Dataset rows
# # # # #

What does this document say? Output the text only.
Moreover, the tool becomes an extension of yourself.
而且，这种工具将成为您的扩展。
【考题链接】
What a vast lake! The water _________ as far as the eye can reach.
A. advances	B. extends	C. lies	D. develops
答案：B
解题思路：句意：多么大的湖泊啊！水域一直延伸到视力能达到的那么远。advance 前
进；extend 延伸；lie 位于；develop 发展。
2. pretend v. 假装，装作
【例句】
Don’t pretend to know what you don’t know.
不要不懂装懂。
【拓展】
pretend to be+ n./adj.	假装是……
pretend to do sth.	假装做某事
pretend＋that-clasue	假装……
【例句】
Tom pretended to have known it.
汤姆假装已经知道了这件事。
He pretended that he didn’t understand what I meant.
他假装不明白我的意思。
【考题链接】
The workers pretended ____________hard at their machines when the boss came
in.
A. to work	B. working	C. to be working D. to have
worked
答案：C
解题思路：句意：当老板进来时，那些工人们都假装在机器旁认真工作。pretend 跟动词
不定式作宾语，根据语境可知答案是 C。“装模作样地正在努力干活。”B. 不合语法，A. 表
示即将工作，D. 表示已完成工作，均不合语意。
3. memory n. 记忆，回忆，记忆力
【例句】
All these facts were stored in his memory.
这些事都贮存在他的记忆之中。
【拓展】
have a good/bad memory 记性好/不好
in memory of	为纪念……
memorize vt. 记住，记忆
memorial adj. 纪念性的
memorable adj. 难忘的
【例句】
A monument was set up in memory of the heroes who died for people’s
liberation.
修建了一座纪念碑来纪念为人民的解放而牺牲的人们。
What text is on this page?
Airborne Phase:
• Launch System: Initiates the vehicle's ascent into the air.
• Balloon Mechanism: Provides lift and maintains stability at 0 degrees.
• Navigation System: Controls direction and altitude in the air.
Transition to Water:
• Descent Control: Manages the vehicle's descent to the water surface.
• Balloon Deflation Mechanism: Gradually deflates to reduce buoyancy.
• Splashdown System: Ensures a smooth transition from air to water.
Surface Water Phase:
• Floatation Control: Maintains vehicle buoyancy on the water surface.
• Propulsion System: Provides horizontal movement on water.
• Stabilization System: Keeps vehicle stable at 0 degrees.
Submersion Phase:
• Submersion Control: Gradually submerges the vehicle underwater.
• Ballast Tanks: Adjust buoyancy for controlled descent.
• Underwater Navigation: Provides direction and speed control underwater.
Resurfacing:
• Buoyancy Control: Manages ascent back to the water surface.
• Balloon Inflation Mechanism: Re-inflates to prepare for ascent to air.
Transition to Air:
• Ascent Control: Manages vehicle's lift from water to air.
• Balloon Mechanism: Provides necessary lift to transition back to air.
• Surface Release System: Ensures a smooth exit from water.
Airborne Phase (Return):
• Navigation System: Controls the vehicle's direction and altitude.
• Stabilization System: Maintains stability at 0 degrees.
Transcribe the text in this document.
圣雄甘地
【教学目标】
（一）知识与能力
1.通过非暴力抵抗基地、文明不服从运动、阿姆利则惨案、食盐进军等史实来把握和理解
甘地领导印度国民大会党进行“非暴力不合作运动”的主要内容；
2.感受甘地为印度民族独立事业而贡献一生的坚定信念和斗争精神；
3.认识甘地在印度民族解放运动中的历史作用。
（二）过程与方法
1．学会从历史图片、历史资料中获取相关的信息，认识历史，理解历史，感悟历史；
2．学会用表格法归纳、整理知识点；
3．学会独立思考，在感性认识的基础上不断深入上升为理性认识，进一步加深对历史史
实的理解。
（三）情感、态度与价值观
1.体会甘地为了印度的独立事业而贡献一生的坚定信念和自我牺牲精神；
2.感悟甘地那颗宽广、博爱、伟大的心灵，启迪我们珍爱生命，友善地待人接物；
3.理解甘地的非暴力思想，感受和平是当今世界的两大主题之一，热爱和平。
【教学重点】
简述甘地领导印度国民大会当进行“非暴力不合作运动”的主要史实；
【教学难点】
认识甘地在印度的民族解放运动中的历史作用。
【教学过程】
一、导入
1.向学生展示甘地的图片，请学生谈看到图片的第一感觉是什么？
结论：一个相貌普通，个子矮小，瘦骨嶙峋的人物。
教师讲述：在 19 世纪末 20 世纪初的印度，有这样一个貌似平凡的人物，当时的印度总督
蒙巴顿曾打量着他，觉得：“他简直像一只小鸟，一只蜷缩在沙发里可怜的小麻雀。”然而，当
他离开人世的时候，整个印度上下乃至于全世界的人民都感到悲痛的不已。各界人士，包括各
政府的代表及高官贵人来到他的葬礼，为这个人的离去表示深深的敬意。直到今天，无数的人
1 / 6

# # # # #

WHAT NEEDS TO BE DONE
Gather each line of the records holding the string "smooth".

EXERCISE SOLUTION
• Splashdown System: Ensures a smooth transition from air to water.
• Surface Release System: Ensures a smooth exit from water.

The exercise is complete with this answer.